======== Input for this task

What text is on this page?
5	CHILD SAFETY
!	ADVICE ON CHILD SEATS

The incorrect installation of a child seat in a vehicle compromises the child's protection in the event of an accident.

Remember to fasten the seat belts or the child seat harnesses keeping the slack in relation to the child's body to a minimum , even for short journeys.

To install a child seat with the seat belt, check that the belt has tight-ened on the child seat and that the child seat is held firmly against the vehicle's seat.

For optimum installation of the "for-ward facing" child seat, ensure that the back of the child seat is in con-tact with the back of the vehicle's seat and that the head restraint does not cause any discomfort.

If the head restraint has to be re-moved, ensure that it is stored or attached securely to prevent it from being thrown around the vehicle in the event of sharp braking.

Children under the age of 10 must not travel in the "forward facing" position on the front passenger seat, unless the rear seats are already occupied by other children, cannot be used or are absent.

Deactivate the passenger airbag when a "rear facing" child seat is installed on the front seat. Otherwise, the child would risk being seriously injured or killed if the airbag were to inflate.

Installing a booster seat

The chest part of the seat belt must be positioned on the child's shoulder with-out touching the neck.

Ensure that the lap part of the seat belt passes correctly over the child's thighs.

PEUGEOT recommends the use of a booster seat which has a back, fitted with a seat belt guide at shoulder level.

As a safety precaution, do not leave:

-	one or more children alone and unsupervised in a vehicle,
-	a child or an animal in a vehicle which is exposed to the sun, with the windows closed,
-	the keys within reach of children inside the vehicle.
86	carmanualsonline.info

================

Please reproduce the entire listing, exactly as shown.

### Written solution
What text is on this page?
5	CHILD SAFETY
!	ADVICE ON CHILD SEATS

The incorrect installation of a child seat in a vehicle compromises the child's protection in the event of an accident.

Remember to fasten the seat belts or the child seat harnesses keeping the slack in relation to the child's body to a minimum , even for short journeys.

To install a child seat with the seat belt, check that the belt has tight-ened on the child seat and that the child seat is held firmly against the vehicle's seat.

For optimum installation of the "for-ward facing" child seat, ensure that the back of the child seat is in con-tact with the back of the vehicle's seat and that the head restraint does not cause any discomfort.

If the head restraint has to be re-moved, ensure that it is stored or attached securely to prevent it from being thrown around the vehicle in the event of sharp braking.

Children under the age of 10 must not travel in the "forward facing" position on the front passenger seat, unless the rear seats are already occupied by other children, cannot be used or are absent.

Deactivate the passenger airbag when a "rear facing" child seat is installed on the front seat. Otherwise, the child would risk being seriously injured or killed if the airbag were to inflate.

Installing a booster seat

The chest part of the seat belt must be positioned on the child's shoulder with-out touching the neck.

Ensure that the lap part of the seat belt passes correctly over the child's thighs.

PEUGEOT recommends the use of a booster seat which has a back, fitted with a seat belt guide at shoulder level.

As a safety precaution, do not leave:

-	one or more children alone and unsupervised in a vehicle,
-	a child or an animal in a vehicle which is exposed to the sun, with the windows closed,
-	the keys within reach of children inside the vehicle.
86	carmanualsonline.info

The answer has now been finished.